┌─ Records

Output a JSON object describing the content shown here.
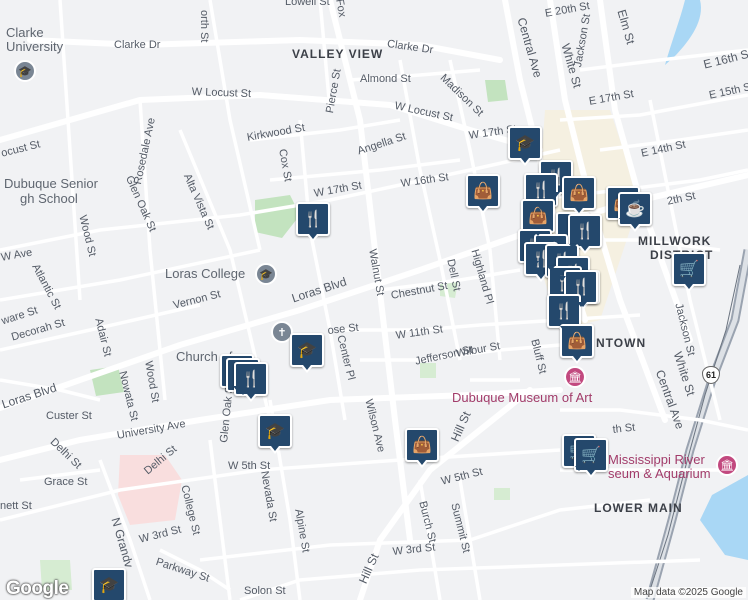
{
  "map": {
    "districts": {
      "valley_view": "VALLEY VIEW",
      "millwork": "MILLWORK",
      "millwork2": "DISTRICT",
      "downtown": "NTOWN",
      "lower_main": "LOWER MAIN"
    },
    "pois": {
      "clarke_university": "Clarke",
      "clarke_university2": "University",
      "dubuque_senior": "Dubuque Senior",
      "dubuque_senior2": "gh School",
      "loras_college": "Loras College",
      "church": "Church of",
      "museum_of_art": "Dubuque Museum of Art",
      "river_museum": "Mississippi River",
      "river_museum2": "seum & Aquarium"
    },
    "streets": {
      "lowell": "Lowell St",
      "clarke_dr_w": "Clarke Dr",
      "clarke_dr_e": "Clarke Dr",
      "almond": "Almond St",
      "w_locust_1": "W Locust St",
      "w_locust_2": "W Locust St",
      "locust_left": "ocust St",
      "kirkwood": "Kirkwood St",
      "cox": "Cox St",
      "pierce": "Pierce St",
      "angella": "Angella St",
      "madison": "Madison St",
      "w_17th_a": "W 17th St",
      "w_17th_b": "W 17th St",
      "w_16th": "W 16th St",
      "rosedale": "Rosedale Ave",
      "glen_oak_n": "Glen Oak St",
      "alta_vista": "Alta Vista St",
      "wood_n": "Wood St",
      "loras_blvd": "Loras Blvd",
      "loras_blvd_w": "Loras Blvd",
      "vernon": "Vernon St",
      "chestnut": "Chestnut St",
      "walnut": "Walnut St",
      "dell": "Dell St",
      "highland": "Highland Pl",
      "rose": "ose St",
      "w_11th": "W 11th St",
      "jefferson": "Jefferson St",
      "wilbur": "Wilbur St",
      "center_pl": "Center Pl",
      "bluff": "Bluff St",
      "atlantic": "Atlantic St",
      "delaware": "ware St",
      "decorah": "Decorah St",
      "adair": "Adair St",
      "nowata": "Nowata St",
      "wood_s": "Wood St",
      "custer": "Custer St",
      "university": "University Ave",
      "delhi_a": "Delhi St",
      "delhi_b": "Delhi St",
      "w_5th_a": "W 5th St",
      "w_5th_b": "W 5th St",
      "grace": "Grace St",
      "bennett": "nett St",
      "glen_oak_s": "Glen Oak St",
      "college": "College St",
      "nevada": "Nevada St",
      "alpine": "Alpine St",
      "n_grandview": "N Grandv",
      "w_3rd_a": "W 3rd St",
      "w_3rd_b": "W 3rd St",
      "parkway": "Parkway St",
      "solon": "Solon St",
      "hill_a": "Hill St",
      "hill_b": "Hill St",
      "wilson": "Wilson Ave",
      "burch": "Burch St",
      "summit": "Summit St",
      "central_n": "Central Ave",
      "central_s": "Central Ave",
      "white_n": "White St",
      "white_s": "White St",
      "jackson_n": "Jackson St",
      "jackson_s": "Jackson St",
      "elm": "Elm St",
      "e_20th": "E 20th St",
      "e_16th": "E 16th St",
      "e_15th": "E 15th St",
      "e_14th": "E 14th St",
      "e_17th": "E 17th St",
      "e_12th": "2th St",
      "w_17th_c": "W 17th St",
      "nw_abbr": "W Ave",
      "w_4th": "th St",
      "north": "orth St",
      "fox": "Fox"
    },
    "pins": {
      "school": "school-icon",
      "restaurant": "restaurant-icon",
      "shopping": "shopping-bag-icon",
      "cafe": "cafe-icon",
      "grocery": "shopping-cart-icon"
    },
    "route_badge": "61",
    "logo": "Google",
    "attribution": "Map data ©2025 Google",
    "colors": {
      "pin": "#24486c",
      "park": "#c7e7c4",
      "water": "#aadaff",
      "highway": "#9aa3b0"
    }
  }
}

└─

## [What you will do]
In how many lines of the data does the string "Jackson" appear? Give only the number.

## [Result below]
2